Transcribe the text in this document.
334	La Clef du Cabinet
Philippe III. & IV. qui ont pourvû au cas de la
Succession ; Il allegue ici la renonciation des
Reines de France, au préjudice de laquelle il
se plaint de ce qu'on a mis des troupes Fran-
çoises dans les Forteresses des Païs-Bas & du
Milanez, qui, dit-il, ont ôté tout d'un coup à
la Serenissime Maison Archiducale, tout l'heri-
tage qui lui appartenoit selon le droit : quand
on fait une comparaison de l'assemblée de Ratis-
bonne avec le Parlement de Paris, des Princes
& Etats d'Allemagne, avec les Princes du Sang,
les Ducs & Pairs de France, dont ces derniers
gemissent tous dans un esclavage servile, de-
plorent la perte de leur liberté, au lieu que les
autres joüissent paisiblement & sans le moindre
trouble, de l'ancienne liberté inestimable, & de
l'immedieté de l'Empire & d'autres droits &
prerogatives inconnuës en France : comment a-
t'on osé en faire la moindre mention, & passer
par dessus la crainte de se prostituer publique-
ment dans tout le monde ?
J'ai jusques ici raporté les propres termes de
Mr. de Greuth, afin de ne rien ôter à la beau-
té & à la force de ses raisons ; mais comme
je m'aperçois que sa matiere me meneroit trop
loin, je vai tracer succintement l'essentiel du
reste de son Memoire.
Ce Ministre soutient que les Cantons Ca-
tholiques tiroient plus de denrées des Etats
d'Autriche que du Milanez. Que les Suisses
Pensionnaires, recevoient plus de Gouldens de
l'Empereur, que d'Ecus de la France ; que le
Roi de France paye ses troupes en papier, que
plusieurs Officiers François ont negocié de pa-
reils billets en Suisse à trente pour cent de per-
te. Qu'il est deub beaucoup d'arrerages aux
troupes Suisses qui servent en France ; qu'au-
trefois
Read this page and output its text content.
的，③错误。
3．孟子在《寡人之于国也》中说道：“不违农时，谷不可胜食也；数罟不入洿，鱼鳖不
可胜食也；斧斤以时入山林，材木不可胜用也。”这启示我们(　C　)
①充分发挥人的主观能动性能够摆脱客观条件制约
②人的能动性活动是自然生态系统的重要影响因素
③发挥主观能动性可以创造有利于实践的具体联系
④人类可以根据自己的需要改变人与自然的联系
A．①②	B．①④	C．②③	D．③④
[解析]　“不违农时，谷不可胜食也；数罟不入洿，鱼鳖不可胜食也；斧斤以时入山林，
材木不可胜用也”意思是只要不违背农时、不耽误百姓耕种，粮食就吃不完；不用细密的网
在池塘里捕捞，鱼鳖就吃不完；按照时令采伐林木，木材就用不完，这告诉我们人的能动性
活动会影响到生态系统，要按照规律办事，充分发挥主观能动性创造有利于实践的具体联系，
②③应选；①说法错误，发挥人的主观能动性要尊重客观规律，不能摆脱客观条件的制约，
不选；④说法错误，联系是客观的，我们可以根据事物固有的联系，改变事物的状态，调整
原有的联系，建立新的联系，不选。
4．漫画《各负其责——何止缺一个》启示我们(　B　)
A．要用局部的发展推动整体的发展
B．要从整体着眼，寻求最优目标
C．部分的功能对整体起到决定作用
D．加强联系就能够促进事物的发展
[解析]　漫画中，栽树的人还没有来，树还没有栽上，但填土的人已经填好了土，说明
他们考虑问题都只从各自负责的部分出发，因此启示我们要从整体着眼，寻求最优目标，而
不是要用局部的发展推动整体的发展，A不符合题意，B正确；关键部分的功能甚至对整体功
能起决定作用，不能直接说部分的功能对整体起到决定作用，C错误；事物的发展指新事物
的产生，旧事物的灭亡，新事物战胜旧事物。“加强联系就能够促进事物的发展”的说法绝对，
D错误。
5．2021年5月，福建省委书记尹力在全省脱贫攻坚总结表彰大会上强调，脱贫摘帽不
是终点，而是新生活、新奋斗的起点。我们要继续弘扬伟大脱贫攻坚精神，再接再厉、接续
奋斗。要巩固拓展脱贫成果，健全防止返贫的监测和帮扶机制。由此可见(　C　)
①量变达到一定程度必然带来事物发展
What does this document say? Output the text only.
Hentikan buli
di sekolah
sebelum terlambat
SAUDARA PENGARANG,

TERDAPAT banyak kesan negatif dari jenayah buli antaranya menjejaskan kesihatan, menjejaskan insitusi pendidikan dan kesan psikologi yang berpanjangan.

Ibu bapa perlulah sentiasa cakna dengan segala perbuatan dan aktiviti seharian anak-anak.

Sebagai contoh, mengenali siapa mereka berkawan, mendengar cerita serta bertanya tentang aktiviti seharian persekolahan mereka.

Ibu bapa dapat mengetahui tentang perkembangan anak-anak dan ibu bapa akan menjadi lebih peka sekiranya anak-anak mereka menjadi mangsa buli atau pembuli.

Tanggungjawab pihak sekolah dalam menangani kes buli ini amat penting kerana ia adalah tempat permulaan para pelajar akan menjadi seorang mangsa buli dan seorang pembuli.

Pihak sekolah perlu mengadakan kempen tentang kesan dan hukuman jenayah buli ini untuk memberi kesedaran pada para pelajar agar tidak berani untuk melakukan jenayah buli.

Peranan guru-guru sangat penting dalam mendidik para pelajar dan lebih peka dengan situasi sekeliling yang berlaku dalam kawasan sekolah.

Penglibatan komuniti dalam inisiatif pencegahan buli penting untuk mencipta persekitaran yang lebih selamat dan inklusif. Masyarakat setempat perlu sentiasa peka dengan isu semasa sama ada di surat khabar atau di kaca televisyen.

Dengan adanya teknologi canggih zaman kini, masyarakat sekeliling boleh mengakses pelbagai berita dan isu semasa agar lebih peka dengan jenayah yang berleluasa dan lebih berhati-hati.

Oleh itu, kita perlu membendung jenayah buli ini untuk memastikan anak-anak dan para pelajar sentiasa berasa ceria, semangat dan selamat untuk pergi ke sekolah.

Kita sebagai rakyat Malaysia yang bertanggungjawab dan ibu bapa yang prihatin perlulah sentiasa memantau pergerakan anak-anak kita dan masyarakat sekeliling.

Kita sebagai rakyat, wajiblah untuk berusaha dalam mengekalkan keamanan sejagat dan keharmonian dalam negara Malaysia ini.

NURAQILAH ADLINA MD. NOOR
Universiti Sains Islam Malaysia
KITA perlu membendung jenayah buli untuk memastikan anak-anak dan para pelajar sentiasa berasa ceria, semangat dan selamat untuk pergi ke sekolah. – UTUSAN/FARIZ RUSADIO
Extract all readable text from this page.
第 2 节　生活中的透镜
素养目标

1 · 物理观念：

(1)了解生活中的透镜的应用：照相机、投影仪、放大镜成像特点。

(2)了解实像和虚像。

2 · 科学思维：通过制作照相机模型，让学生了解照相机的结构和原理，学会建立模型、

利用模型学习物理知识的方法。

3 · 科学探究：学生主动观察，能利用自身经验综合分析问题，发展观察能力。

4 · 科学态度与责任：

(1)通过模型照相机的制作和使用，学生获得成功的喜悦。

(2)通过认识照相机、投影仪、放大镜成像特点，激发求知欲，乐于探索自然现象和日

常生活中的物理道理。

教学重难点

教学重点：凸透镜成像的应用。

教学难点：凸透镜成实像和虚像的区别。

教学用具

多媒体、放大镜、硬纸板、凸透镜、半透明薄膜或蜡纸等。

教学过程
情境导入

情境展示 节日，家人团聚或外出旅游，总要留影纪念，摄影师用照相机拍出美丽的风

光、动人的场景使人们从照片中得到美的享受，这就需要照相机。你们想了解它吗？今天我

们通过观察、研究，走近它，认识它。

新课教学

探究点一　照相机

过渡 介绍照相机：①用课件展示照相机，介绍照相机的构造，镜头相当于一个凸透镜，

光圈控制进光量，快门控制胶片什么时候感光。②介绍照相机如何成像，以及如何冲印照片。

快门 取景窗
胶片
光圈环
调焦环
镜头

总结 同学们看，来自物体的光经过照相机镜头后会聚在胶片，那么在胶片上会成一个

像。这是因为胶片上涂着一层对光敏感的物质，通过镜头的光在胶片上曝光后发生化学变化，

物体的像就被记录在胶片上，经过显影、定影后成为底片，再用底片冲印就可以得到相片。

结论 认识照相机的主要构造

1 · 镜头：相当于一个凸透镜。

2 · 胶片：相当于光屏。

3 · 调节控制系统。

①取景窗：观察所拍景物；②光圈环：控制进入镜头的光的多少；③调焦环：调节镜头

- Exercise -
Retype exactly the lines from the one containing "Extract all readable text from this page." through the last line of the records above, including both.

- Solution -
Extract all readable text from this page.
第 2 节　生活中的透镜
素养目标

1 · 物理观念：

(1)了解生活中的透镜的应用：照相机、投影仪、放大镜成像特点。

(2)了解实像和虚像。

2 · 科学思维：通过制作照相机模型，让学生了解照相机的结构和原理，学会建立模型、

利用模型学习物理知识的方法。

3 · 科学探究：学生主动观察，能利用自身经验综合分析问题，发展观察能力。

4 · 科学态度与责任：

(1)通过模型照相机的制作和使用，学生获得成功的喜悦。

(2)通过认识照相机、投影仪、放大镜成像特点，激发求知欲，乐于探索自然现象和日

常生活中的物理道理。

教学重难点

教学重点：凸透镜成像的应用。

教学难点：凸透镜成实像和虚像的区别。

教学用具

多媒体、放大镜、硬纸板、凸透镜、半透明薄膜或蜡纸等。

教学过程
情境导入

情境展示 节日，家人团聚或外出旅游，总要留影纪念，摄影师用照相机拍出美丽的风

光、动人的场景使人们从照片中得到美的享受，这就需要照相机。你们想了解它吗？今天我

们通过观察、研究，走近它，认识它。

新课教学

探究点一　照相机

过渡 介绍照相机：①用课件展示照相机，介绍照相机的构造，镜头相当于一个凸透镜，

光圈控制进光量，快门控制胶片什么时候感光。②介绍照相机如何成像，以及如何冲印照片。

快门 取景窗
胶片
光圈环
调焦环
镜头

总结 同学们看，来自物体的光经过照相机镜头后会聚在胶片，那么在胶片上会成一个

像。这是因为胶片上涂着一层对光敏感的物质，通过镜头的光在胶片上曝光后发生化学变化，

物体的像就被记录在胶片上，经过显影、定影后成为底片，再用底片冲印就可以得到相片。

结论 认识照相机的主要构造

1 · 镜头：相当于一个凸透镜。

2 · 胶片：相当于光屏。

3 · 调节控制系统。

①取景窗：观察所拍景物；②光圈环：控制进入镜头的光的多少；③调焦环：调节镜头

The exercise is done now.